Material for the task.
=======
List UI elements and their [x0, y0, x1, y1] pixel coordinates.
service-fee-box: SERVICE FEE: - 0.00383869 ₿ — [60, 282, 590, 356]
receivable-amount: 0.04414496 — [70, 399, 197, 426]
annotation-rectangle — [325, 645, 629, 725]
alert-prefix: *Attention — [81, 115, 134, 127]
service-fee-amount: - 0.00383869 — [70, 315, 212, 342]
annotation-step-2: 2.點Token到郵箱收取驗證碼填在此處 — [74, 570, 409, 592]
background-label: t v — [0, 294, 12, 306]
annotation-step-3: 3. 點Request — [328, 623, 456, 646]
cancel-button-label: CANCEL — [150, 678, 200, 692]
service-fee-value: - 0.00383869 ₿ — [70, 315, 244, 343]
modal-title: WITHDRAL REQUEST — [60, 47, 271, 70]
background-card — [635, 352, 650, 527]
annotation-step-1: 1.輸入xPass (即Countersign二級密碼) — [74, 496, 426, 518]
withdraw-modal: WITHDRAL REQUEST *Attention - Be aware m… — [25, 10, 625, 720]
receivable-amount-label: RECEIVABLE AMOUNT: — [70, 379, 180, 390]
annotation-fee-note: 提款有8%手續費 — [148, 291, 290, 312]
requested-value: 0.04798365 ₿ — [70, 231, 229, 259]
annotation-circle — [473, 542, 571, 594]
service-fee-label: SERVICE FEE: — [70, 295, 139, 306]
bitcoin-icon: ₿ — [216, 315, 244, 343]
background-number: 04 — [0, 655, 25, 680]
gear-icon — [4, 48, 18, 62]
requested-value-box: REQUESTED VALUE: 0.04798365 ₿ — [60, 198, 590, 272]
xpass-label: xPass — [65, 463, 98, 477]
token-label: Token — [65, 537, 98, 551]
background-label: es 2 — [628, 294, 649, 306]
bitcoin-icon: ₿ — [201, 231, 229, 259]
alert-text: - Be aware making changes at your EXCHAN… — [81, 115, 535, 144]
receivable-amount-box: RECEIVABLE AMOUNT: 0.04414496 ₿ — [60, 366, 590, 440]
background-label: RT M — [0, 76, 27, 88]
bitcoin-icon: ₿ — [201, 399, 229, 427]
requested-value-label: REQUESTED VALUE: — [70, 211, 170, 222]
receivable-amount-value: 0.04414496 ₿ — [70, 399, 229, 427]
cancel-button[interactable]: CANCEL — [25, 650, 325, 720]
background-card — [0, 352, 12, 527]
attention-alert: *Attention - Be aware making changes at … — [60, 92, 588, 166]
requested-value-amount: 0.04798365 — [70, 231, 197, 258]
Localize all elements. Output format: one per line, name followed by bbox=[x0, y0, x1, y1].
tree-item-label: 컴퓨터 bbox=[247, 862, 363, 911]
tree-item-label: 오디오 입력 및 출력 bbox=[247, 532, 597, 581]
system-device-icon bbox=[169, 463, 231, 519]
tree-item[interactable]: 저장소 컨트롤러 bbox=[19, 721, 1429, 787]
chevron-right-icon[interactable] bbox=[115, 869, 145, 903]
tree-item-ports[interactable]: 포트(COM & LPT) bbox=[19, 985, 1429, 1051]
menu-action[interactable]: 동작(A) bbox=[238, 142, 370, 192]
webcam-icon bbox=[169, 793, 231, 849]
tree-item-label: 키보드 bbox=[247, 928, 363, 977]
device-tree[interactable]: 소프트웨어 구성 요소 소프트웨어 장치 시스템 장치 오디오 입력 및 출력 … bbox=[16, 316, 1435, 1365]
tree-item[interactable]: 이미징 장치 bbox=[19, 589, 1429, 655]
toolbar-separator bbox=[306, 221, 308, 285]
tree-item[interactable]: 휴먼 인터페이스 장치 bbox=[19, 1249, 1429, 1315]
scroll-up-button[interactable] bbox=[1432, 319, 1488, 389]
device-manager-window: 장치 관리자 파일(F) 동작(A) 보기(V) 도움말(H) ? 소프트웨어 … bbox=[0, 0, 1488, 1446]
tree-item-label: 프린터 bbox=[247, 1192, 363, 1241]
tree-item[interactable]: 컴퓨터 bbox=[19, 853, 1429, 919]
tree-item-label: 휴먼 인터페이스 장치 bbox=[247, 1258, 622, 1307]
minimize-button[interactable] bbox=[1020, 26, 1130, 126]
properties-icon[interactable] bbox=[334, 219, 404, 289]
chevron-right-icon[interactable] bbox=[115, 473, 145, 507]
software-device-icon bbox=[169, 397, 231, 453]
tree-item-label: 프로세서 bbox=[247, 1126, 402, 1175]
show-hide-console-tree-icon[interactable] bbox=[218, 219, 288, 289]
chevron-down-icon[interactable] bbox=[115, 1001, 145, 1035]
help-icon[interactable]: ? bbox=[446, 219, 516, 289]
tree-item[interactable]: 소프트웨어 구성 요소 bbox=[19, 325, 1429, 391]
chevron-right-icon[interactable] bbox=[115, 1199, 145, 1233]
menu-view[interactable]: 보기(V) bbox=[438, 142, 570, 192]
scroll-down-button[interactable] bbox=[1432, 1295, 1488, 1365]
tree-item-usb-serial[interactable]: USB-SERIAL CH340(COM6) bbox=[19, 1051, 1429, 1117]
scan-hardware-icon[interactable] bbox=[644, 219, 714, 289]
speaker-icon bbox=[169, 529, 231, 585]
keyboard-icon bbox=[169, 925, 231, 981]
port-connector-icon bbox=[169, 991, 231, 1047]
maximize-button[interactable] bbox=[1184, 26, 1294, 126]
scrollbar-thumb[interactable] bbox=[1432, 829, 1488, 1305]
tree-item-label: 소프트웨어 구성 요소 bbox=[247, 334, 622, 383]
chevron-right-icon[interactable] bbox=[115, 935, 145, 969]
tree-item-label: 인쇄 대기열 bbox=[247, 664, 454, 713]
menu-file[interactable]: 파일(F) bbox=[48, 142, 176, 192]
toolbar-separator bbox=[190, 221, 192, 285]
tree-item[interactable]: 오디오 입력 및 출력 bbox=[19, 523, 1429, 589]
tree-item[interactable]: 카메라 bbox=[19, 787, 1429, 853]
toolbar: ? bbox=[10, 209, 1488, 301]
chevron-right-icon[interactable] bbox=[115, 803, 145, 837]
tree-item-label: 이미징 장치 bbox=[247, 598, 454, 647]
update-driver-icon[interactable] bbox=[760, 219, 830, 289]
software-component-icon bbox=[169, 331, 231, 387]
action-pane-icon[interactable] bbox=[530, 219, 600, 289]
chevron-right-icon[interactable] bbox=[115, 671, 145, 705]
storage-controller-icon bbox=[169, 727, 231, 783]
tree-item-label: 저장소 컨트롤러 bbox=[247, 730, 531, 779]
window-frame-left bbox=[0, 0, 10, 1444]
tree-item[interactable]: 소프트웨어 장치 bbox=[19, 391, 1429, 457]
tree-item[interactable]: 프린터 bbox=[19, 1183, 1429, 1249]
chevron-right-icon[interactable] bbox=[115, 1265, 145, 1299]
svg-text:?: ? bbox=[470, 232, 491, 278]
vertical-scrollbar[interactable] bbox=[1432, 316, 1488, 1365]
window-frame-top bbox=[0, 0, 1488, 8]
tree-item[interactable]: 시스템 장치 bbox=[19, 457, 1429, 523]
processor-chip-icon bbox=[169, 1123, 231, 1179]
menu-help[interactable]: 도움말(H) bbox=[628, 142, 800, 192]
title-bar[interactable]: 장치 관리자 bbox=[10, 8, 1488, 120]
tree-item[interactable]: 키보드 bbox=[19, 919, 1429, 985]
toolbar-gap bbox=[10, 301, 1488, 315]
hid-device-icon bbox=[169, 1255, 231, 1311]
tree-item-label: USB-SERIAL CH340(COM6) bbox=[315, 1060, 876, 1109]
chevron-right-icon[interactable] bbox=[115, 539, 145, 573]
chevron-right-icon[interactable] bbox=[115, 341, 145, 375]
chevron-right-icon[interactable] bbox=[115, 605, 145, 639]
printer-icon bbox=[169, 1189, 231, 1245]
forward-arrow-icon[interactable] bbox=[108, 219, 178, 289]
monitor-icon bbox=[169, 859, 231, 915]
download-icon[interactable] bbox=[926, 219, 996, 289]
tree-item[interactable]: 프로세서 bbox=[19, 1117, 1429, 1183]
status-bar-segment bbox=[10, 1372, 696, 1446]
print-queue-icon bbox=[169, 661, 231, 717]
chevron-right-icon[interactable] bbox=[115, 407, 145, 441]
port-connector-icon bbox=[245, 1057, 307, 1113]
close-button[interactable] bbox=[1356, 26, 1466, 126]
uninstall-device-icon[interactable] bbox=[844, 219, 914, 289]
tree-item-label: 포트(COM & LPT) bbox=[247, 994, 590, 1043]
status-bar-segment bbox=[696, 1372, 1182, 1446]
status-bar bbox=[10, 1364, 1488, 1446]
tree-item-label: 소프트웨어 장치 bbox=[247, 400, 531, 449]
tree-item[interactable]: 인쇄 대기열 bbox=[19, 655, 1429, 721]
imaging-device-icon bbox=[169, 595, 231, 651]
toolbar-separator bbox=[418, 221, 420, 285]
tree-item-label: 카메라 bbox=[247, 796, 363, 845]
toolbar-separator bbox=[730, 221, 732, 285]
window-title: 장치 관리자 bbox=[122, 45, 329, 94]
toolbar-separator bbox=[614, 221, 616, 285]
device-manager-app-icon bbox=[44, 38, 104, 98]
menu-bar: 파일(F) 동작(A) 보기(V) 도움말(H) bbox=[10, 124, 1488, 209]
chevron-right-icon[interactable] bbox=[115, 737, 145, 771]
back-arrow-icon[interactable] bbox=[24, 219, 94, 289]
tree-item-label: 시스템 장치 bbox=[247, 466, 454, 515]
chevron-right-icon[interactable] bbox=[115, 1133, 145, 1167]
=======
Task to carry out. Can you give the lines from the start of the records through the one containing "background-card — [0, 352, 12, 527]" as a Markdown table with the columns Row and Line, numbering each row and leaving out blank lines?

Result for this exercise.
| Row | Line |
|---|---|
| 1 | List UI elements and their [x0, y0, x1, y1] pixel coordinates. |
| 2 | service-fee-box: SERVICE FEE: - 0.00383869 ₿ — [60, 282, 590, 356] |
| 3 | receivable-amount: 0.04414496 — [70, 399, 197, 426] |
| 4 | annotation-rectangle — [325, 645, 629, 725] |
| 5 | alert-prefix: *Attention — [81, 115, 134, 127] |
| 6 | service-fee-amount: - 0.00383869 — [70, 315, 212, 342] |
| 7 | annotation-step-2: 2.點Token到郵箱收取驗證碼填在此處 — [74, 570, 409, 592] |
| 8 | background-label: t v — [0, 294, 12, 306] |
| 9 | annotation-step-3: 3. 點Request — [328, 623, 456, 646] |
| 10 | cancel-button-label: CANCEL — [150, 678, 200, 692] |
| 11 | service-fee-value: - 0.00383869 ₿ — [70, 315, 244, 343] |
| 12 | modal-title: WITHDRAL REQUEST — [60, 47, 271, 70] |
| 13 | background-card — [635, 352, 650, 527] |
| 14 | annotation-step-1: 1.輸入xPass (即Countersign二級密碼) — [74, 496, 426, 518] |
| 15 | withdraw-modal: WITHDRAL REQUEST *Attention - Be aware m… — [25, 10, 625, 720] |
| 16 | receivable-amount-label: RECEIVABLE AMOUNT: — [70, 379, 180, 390] |
| 17 | annotation-fee-note: 提款有8%手續費 — [148, 291, 290, 312] |
| 18 | requested-value: 0.04798365 ₿ — [70, 231, 229, 259] |
| 19 | annotation-circle — [473, 542, 571, 594] |
| 20 | service-fee-label: SERVICE FEE: — [70, 295, 139, 306] |
| 21 | bitcoin-icon: ₿ — [216, 315, 244, 343] |
| 22 | background-number: 04 — [0, 655, 25, 680] |
| 23 | gear-icon — [4, 48, 18, 62] |
| 24 | requested-value-box: REQUESTED VALUE: 0.04798365 ₿ — [60, 198, 590, 272] |
| 25 | xpass-label: xPass — [65, 463, 98, 477] |
| 26 | token-label: Token — [65, 537, 98, 551] |
| 27 | background-label: es 2 — [628, 294, 649, 306] |
| 28 | bitcoin-icon: ₿ — [201, 231, 229, 259] |
| 29 | alert-text: - Be aware making changes at your EXCHAN… — [81, 115, 535, 144] |
| 30 | receivable-amount-box: RECEIVABLE AMOUNT: 0.04414496 ₿ — [60, 366, 590, 440] |
| 31 | background-label: RT M — [0, 76, 27, 88] |
| 32 | bitcoin-icon: ₿ — [201, 399, 229, 427] |
| 33 | requested-value-label: REQUESTED VALUE: — [70, 211, 170, 222] |
| 34 | receivable-amount-value: 0.04414496 ₿ — [70, 399, 229, 427] |
| 35 | cancel-button[interactable]: CANCEL — [25, 650, 325, 720] |
| 36 | background-card — [0, 352, 12, 527] |